Look through the data and write out every line with the word "الإيمان" in it.

__ITEMS__:
* * * * *

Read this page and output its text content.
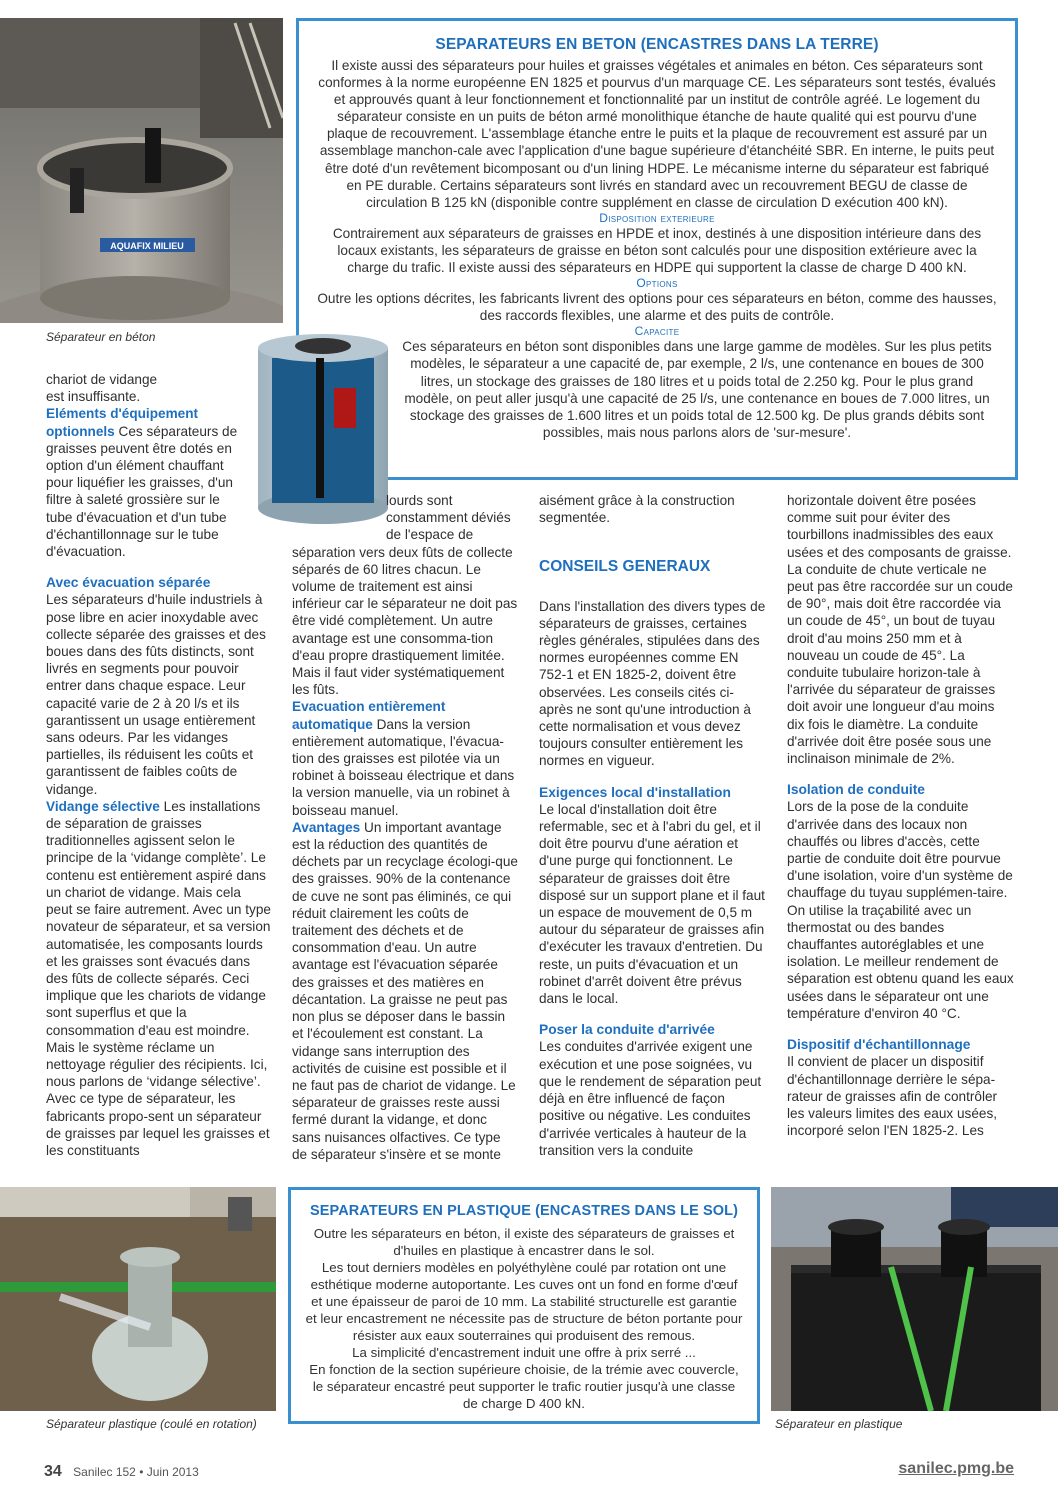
AQUAFIX MILIEU
Séparateur en béton
SEPARATEURS EN BETON (ENCASTRES DANS LA TERRE)

Il existe aussi des séparateurs pour huiles et graisses végétales et animales en béton. Ces séparateurs sont conformes à la norme européenne EN 1825 et pourvus d'un marquage CE. Les séparateurs sont testés, évalués et approuvés quant à leur fonctionnement et fonctionnalité par un institut de contrôle agréé. Le logement du séparateur consiste en un puits de béton armé monolithique étanche de haute qualité qui est pourvu d'une plaque de recouvrement. L'assemblage étanche entre le puits et la plaque de recouvrement est assuré par un assemblage manchon-cale avec l'application d'une bague supérieure d'étanchéité SBR. En interne, le puits peut être doté d'un revêtement bicomposant ou d'un lining HDPE. Le mécanisme interne du séparateur est fabriqué en PE durable. Certains séparateurs sont livrés en standard avec un recouvrement BEGU de classe de circulation B 125 kN (disponible contre supplément en classe de circulation D exécution 400 kN).

Disposition exterieure

Contrairement aux séparateurs de graisses en HPDE et inox, destinés à une disposition intérieure dans des locaux existants, les séparateurs de graisse en béton sont calculés pour une disposition extérieure avec la charge du trafic. Il existe aussi des séparateurs en HDPE qui supportent la classe de charge D 400 kN.

Options

Outre les options décrites, les fabricants livrent des options pour ces séparateurs en béton, comme des hausses, des raccords flexibles, une alarme et des puits de contrôle.

Capacite

Ces séparateurs en béton sont disponibles dans une large gamme de modèles. Sur les plus petits modèles, le séparateur a une capacité de, par exemple, 2 l/s, une contenance en boues de 300 litres, un stockage des graisses de 180 litres et u poids total de 2.250 kg. Pour le plus grand modèle, on peut aller jusqu'à une capacité de 25 l/s, une contenance en boues de 7.000 litres, un stockage des graisses de 1.600 litres et un poids total de 12.500 kg. De plus grands débits sont possibles, mais nous parlons alors de 'sur-mesure'.

chariot de vidange est insuffisante.

Eléments d'équipement optionnels Ces séparateurs de graisses peuvent être dotés en option d'un élément chauffant pour liquéfier les graisses, d'un filtre à saleté grossière sur le tube d'évacuation et d'un tube d'échantillonnage sur le tube d'évacuation.

Avec évacuation séparée

Les séparateurs d'huile industriels à pose libre en acier inoxydable avec collecte séparée des graisses et des boues dans des fûts distincts, sont livrés en segments pour pouvoir entrer dans chaque espace. Leur capacité varie de 2 à 20 l/s et ils garantissent un usage entièrement sans odeurs. Par les vidanges partielles, ils réduisent les coûts et garantissent de faibles coûts de vidange.

Vidange sélective Les installations de séparation de graisses traditionnelles agissent selon le principe de la ‘vidange complète’. Le contenu est entièrement aspiré dans un chariot de vidange. Mais cela peut se faire autrement. Avec un type novateur de séparateur, et sa version automatisée, les composants lourds et les graisses sont évacués dans des fûts de collecte séparés. Ceci implique que les chariots de vidange sont superflus et que la consommation d'eau est moindre. Mais le système réclame un nettoyage régulier des récipients. Ici, nous parlons de ‘vidange sélective’. Avec ce type de séparateur, les fabricants propo-sent un séparateur de graisses par lequel les graisses et les constituants

lourds sont

constamment déviés

de l'espace de

séparation vers deux fûts de collecte séparés de 60 litres chacun. Le volume de traitement est ainsi inférieur car le séparateur ne doit pas être vidé complètement. Un autre avantage est une consomma-tion d'eau propre drastiquement limitée. Mais il faut vider systématiquement les fûts.

Evacuation entièrement automatique Dans la version entièrement automatique, l'évacua-tion des graisses est pilotée via un robinet à boisseau électrique et dans la version manuelle, via un robinet à boisseau manuel.

Avantages Un important avantage est la réduction des quantités de déchets par un recyclage écologi-que des graisses. 90% de la contenance de cuve ne sont pas éliminés, ce qui réduit clairement les coûts de traitement des déchets et de consommation d'eau. Un autre avantage est l'évacuation séparée des graisses et des matières en décantation. La graisse ne peut pas non plus se déposer dans le bassin et l'écoulement est constant. La vidange sans interruption des activités de cuisine est possible et il ne faut pas de chariot de vidange. Le séparateur de graisses reste aussi fermé durant la vidange, et donc sans nuisances olfactives. Ce type de séparateur s'insère et se monte

aisément grâce à la construction segmentée.

CONSEILS GENERAUX

Dans l'installation des divers types de séparateurs de graisses, certaines règles générales, stipulées dans des normes européennes comme EN 752-1 et EN 1825-2, doivent être observées. Les conseils cités ci-après ne sont qu'une introduction à cette normalisation et vous devez toujours consulter entièrement les normes en vigueur.

Exigences local d'installation

Le local d'installation doit être refermable, sec et à l'abri du gel, et il doit être pourvu d'une aération et d'une purge qui fonctionnent. Le séparateur de graisses doit être disposé sur un support plane et il faut un espace de mouvement de 0,5 m autour du séparateur de graisses afin d'exécuter les travaux d'entretien. Du reste, un puits d'évacuation et un robinet d'arrêt doivent être prévus dans le local.

Poser la conduite d'arrivée

Les conduites d'arrivée exigent une exécution et une pose soignées, vu que le rendement de séparation peut déjà en être influencé de façon positive ou négative. Les conduites d'arrivée verticales à hauteur de la transition vers la conduite

horizontale doivent être posées comme suit pour éviter des tourbillons inadmissibles des eaux usées et des composants de graisse. La conduite de chute verticale ne peut pas être raccordée sur un coude de 90°, mais doit être raccordée via un coude de 45°, un bout de tuyau droit d'au moins 250 mm et à nouveau un coude de 45°. La conduite tubulaire horizon-tale à l'arrivée du séparateur de graisses doit avoir une longueur d'au moins dix fois le diamètre. La conduite d'arrivée doit être posée sous une inclinaison minimale de 2%.

Isolation de conduite

Lors de la pose de la conduite d'arrivée dans des locaux non chauffés ou libres d'accès, cette partie de conduite doit être pourvue d'une isolation, voire d'un système de chauffage du tuyau supplémen-taire. On utilise la traçabilité avec un thermostat ou des bandes chauffantes autoréglables et une isolation. Le meilleur rendement de séparation est obtenu quand les eaux usées dans le séparateur ont une température d'environ 40 °C.

Dispositif d'échantillonnage

Il convient de placer un dispositif d'échantillonnage derrière le sépa-rateur de graisses afin de contrôler les valeurs limites des eaux usées, incorporé selon l'EN 1825-2. Les

Séparateur plastique (coulé en rotation)
SEPARATEURS EN PLASTIQUE (ENCASTRES DANS LE SOL)

Outre les séparateurs en béton, il existe des séparateurs de graisses et d'huiles en plastique à encastrer dans le sol.

Les tout derniers modèles en polyéthylène coulé par rotation ont une esthétique moderne autoportante. Les cuves ont un fond en forme d'œuf et une épaisseur de paroi de 10 mm. La stabilité structurelle est garantie et leur encastrement ne nécessite pas de structure de béton portante pour résister aux eaux souterraines qui produisent des remous.

La simplicité d'encastrement induit une offre à prix serré ...

En fonction de la section supérieure choisie, de la trémie avec couvercle, le séparateur encastré peut supporter le trafic routier jusqu'à une classe de charge D 400 kN.

Séparateur en plastique
34 Sanilec 152 • Juin 2013	sanilec.pmg.be
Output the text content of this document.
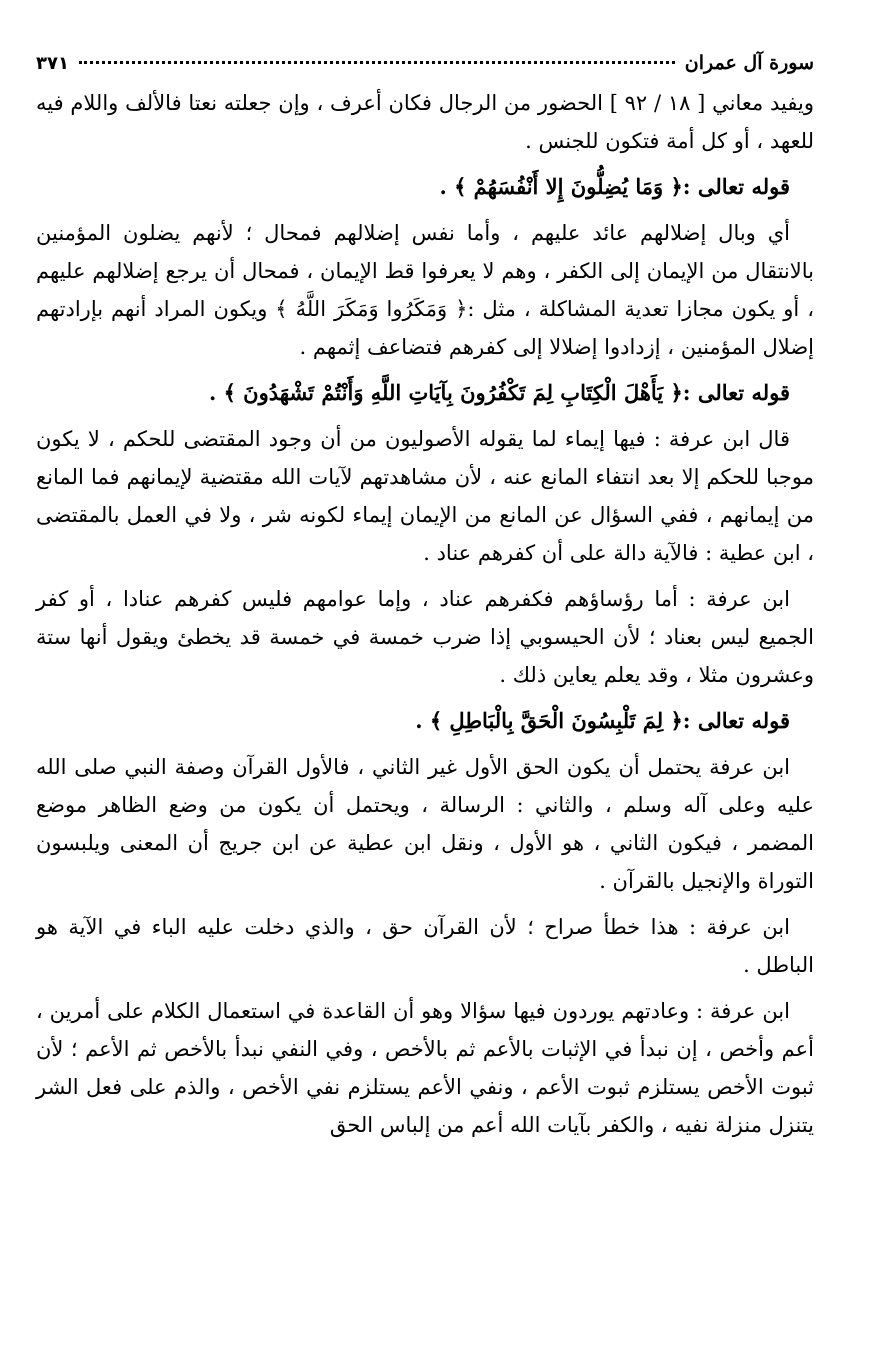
سورة آل عمران
٣٧١

ويفيد معاني [ ١٨ / ٩٢ ] الحضور من الرجال فكان أعرف ، وإن جعلته نعتا فالألف واللام فيه للعهد ، أو كل أمة فتكون للجنس .

قوله تعالى :﴿ وَمَا يُضِلُّونَ إِلا أَنْفُسَهُمْ ﴾ .

أي وبال إضلالهم عائد عليهم ، وأما نفس إضلالهم فمحال ؛ لأنهم يضلون المؤمنين بالانتقال من الإيمان إلى الكفر ، وهم لا يعرفوا قط الإيمان ، فمحال أن يرجع إضلالهم عليهم ، أو يكون مجازا تعدية المشاكلة ، مثل :﴿ وَمَكَرُوا وَمَكَرَ اللَّهُ ﴾ ويكون المراد أنهم بإرادتهم إضلال المؤمنين ، إزدادوا إضلالا إلى كفرهم فتضاعف إثمهم .

قوله تعالى :﴿ يَأَهْلَ الْكِتَابِ لِمَ تَكْفُرُونَ بِآيَاتِ اللَّهِ وَأَنْتُمْ تَشْهَدُونَ ﴾ .

قال ابن عرفة : فيها إيماء لما يقوله الأصوليون من أن وجود المقتضى للحكم ، لا يكون موجبا للحكم إلا بعد انتفاء المانع عنه ، لأن مشاهدتهم لآيات الله مقتضية لإيمانهم فما المانع من إيمانهم ، ففي السؤال عن المانع من الإيمان إيماء لكونه شر ، ولا في العمل بالمقتضى ، ابن عطية : فالآية دالة على أن كفرهم عناد .

ابن عرفة : أما رؤساؤهم فكفرهم عناد ، وإما عوامهم فليس كفرهم عنادا ، أو كفر الجميع ليس بعناد ؛ لأن الحيسوبي إذا ضرب خمسة في خمسة قد يخطئ ويقول أنها ستة وعشرون مثلا ، وقد يعلم يعاين ذلك .

قوله تعالى :﴿ لِمَ تَلْبِسُونَ الْحَقَّ بِالْبَاطِلِ ﴾ .

ابن عرفة يحتمل أن يكون الحق الأول غير الثاني ، فالأول القرآن وصفة النبي صلى الله عليه وعلى آله وسلم ، والثاني : الرسالة ، ويحتمل أن يكون من وضع الظاهر موضع المضمر ، فيكون الثاني ، هو الأول ، ونقل ابن عطية عن ابن جريج أن المعنى ويلبسون التوراة والإنجيل بالقرآن .

ابن عرفة : هذا خطأ صراح ؛ لأن القرآن حق ، والذي دخلت عليه الباء في الآية هو الباطل .

ابن عرفة : وعادتهم يوردون فيها سؤالا وهو أن القاعدة في استعمال الكلام على أمرين ، أعم وأخص ، إن نبدأ في الإثبات بالأعم ثم بالأخص ، وفي النفي نبدأ بالأخص ثم الأعم ؛ لأن ثبوت الأخص يستلزم ثبوت الأعم ، ونفي الأعم يستلزم نفي الأخص ، والذم على فعل الشر يتنزل منزلة نفيه ، والكفر بآيات الله أعم من إلباس الحق
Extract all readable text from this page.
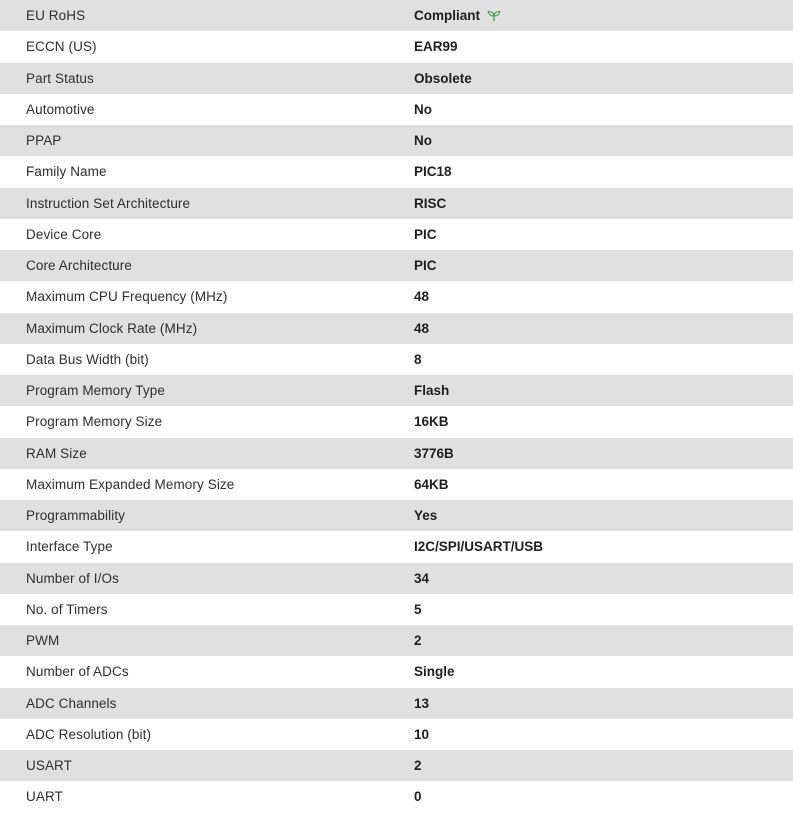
EU RoHS	Compliant
ECCN (US)	EAR99
Part Status	Obsolete
Automotive	No
PPAP	No
Family Name	PIC18
Instruction Set Architecture	RISC
Device Core	PIC
Core Architecture	PIC
Maximum CPU Frequency (MHz)	48
Maximum Clock Rate (MHz)	48
Data Bus Width (bit)	8
Program Memory Type	Flash
Program Memory Size	16KB
RAM Size	3776B
Maximum Expanded Memory Size	64KB
Programmability	Yes
Interface Type	I2C/SPI/USART/USB
Number of I/Os	34
No. of Timers	5
PWM	2
Number of ADCs	Single
ADC Channels	13
ADC Resolution (bit)	10
USART	2
UART	0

* * * * *

__RESULT__:
أي وبال إضلالهم عائد عليهم ، وأما نفس إضلالهم فمحال ؛ لأنهم يضلون المؤمنين بالانتقال من الإيمان إلى الكفر ، وهم لا يعرفوا قط الإيمان ، فمحال أن يرجع إضلالهم عليهم ، أو يكون مجازا تعدية المشاكلة ، مثل :﴿ وَمَكَرُوا وَمَكَرَ اللَّهُ ﴾ ويكون المراد أنهم بإرادتهم إضلال المؤمنين ، إزدادوا إضلالا إلى كفرهم فتضاعف إثمهم .
قال ابن عرفة : فيها إيماء لما يقوله الأصوليون من أن وجود المقتضى للحكم ، لا يكون موجبا للحكم إلا بعد انتفاء المانع عنه ، لأن مشاهدتهم لآيات الله مقتضية لإيمانهم فما المانع من إيمانهم ، ففي السؤال عن المانع من الإيمان إيماء لكونه شر ، ولا في العمل بالمقتضى ، ابن عطية : فالآية دالة على أن كفرهم عناد .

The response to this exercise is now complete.